[DIRECTION]
Pick out every line in the data below that holds "with".

═══ INPUT FOR THIS TASK

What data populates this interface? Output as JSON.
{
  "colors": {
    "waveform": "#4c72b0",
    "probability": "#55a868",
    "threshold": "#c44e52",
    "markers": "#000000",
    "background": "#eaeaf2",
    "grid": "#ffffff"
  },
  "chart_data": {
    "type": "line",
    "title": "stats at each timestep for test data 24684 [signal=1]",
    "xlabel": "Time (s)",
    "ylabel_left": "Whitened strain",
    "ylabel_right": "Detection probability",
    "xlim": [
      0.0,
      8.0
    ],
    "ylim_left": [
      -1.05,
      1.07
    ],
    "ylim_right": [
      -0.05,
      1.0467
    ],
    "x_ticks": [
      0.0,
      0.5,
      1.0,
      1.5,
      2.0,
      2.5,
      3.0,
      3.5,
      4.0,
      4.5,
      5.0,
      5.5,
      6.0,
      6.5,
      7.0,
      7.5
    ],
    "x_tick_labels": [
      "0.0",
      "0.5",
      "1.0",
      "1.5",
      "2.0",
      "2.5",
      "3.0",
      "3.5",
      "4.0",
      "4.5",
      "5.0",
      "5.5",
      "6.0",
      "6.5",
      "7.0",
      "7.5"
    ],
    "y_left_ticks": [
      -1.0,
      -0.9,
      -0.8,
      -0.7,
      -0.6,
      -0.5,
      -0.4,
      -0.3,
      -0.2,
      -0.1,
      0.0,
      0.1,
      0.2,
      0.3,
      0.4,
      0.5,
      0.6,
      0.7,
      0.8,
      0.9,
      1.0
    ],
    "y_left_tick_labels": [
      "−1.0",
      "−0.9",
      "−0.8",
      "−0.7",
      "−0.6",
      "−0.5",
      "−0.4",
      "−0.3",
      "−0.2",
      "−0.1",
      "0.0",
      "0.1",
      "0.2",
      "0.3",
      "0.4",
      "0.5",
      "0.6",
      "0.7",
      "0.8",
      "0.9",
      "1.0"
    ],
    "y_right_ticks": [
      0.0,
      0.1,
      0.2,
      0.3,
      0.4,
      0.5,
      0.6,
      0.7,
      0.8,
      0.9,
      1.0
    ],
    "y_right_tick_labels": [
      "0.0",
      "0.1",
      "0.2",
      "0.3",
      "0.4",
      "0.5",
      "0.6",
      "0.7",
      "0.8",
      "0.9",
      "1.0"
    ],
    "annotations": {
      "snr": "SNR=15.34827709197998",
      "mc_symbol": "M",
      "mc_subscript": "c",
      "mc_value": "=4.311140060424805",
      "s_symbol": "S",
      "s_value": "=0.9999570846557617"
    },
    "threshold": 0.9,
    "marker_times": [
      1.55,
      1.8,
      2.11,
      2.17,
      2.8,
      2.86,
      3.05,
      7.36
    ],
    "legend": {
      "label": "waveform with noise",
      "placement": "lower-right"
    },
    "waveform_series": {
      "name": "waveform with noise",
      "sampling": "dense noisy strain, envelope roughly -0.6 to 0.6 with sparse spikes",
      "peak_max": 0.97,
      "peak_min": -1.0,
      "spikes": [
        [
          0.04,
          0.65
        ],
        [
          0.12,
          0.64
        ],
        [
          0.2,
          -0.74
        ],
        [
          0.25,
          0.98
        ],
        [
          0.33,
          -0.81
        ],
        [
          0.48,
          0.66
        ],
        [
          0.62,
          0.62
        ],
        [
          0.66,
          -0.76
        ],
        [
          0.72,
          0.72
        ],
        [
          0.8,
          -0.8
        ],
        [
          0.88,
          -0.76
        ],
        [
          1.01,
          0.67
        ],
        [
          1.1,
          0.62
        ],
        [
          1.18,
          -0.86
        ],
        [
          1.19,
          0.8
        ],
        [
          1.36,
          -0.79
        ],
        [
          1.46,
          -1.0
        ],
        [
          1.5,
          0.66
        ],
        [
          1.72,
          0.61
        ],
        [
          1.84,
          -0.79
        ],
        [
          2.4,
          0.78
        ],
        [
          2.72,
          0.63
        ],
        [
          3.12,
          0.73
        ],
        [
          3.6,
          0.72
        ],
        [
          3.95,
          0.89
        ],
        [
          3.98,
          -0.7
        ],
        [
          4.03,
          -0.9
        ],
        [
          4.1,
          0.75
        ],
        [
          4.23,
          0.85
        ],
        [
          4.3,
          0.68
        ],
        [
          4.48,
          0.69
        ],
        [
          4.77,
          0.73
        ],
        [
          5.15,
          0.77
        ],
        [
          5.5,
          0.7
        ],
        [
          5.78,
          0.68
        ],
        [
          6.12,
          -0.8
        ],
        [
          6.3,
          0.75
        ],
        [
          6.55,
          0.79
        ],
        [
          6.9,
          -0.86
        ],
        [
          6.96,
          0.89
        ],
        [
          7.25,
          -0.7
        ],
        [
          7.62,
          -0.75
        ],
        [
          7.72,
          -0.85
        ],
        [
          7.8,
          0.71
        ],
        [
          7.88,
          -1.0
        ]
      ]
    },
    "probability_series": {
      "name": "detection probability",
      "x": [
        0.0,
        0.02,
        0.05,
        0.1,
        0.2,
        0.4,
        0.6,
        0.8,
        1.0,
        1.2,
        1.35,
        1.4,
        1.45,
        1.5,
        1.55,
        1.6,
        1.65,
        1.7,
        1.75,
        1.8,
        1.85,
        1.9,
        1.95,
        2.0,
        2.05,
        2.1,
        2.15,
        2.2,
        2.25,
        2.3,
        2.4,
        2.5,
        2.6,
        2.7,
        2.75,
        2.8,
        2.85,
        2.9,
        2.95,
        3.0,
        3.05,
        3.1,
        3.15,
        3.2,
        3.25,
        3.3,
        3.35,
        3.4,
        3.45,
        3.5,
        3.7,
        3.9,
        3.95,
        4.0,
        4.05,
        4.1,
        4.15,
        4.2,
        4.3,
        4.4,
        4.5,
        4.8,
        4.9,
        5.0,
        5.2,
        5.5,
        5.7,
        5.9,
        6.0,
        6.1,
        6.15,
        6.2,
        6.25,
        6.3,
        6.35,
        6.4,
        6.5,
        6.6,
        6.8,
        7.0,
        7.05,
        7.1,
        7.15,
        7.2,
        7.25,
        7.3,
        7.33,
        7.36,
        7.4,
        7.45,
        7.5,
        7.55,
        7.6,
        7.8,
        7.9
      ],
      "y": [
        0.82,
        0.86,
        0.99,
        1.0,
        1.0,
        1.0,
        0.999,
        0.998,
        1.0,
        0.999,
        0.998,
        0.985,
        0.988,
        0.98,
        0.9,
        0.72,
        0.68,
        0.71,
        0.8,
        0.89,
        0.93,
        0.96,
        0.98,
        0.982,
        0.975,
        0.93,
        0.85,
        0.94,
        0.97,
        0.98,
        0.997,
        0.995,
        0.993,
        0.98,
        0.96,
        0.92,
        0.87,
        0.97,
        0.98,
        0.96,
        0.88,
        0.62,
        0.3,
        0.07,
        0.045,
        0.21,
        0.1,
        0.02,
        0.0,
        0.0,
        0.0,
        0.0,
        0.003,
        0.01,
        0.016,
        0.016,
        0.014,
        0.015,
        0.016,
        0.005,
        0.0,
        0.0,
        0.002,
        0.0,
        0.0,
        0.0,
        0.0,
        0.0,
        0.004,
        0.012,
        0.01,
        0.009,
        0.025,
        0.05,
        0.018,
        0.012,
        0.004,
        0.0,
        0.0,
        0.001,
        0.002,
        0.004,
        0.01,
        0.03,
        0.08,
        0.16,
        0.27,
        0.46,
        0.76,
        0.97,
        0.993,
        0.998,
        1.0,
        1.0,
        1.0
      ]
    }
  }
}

══════

[SOLVED PROBLEM]
      "label": "waveform with noise",
      "name": "waveform with noise",
      "sampling": "dense noisy strain, envelope roughly -0.6 to 0.6 with sparse spikes",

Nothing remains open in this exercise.